## Instruction:
Read through the records below and copy each line that uses the word "color".
** START Available records **
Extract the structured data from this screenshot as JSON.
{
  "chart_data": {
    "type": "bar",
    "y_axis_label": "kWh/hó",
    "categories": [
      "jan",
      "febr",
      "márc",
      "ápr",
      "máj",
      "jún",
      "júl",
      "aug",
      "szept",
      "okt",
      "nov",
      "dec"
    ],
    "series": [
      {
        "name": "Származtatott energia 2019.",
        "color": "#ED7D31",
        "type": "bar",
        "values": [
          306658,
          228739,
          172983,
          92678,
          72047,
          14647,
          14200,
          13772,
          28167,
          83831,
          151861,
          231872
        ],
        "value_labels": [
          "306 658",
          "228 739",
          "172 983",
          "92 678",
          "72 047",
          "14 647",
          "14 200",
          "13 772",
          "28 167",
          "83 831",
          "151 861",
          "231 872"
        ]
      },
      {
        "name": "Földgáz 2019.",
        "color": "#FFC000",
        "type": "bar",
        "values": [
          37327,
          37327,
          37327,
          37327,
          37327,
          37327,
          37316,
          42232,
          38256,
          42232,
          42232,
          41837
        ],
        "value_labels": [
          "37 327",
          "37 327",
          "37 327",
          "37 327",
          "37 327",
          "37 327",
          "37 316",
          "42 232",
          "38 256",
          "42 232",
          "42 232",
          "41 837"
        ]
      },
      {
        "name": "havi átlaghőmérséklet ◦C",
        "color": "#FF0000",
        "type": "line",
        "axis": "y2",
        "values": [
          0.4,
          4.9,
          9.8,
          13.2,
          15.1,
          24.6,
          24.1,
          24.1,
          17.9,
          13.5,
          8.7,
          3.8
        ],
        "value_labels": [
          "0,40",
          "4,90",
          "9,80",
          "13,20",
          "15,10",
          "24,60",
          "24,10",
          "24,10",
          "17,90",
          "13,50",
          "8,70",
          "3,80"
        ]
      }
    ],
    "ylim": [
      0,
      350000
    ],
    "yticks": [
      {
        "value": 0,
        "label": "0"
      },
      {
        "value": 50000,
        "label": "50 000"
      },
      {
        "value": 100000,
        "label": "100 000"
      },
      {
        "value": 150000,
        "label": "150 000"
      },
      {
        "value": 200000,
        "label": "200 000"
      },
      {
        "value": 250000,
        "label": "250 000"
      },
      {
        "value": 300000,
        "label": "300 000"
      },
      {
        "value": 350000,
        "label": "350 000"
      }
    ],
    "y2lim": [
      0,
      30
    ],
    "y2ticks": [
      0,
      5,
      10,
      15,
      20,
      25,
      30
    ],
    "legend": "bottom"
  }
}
** END Available records **
## Exercise response:
        "color": "#ED7D31",
        "color": "#FFC000",
        "color": "#FF0000",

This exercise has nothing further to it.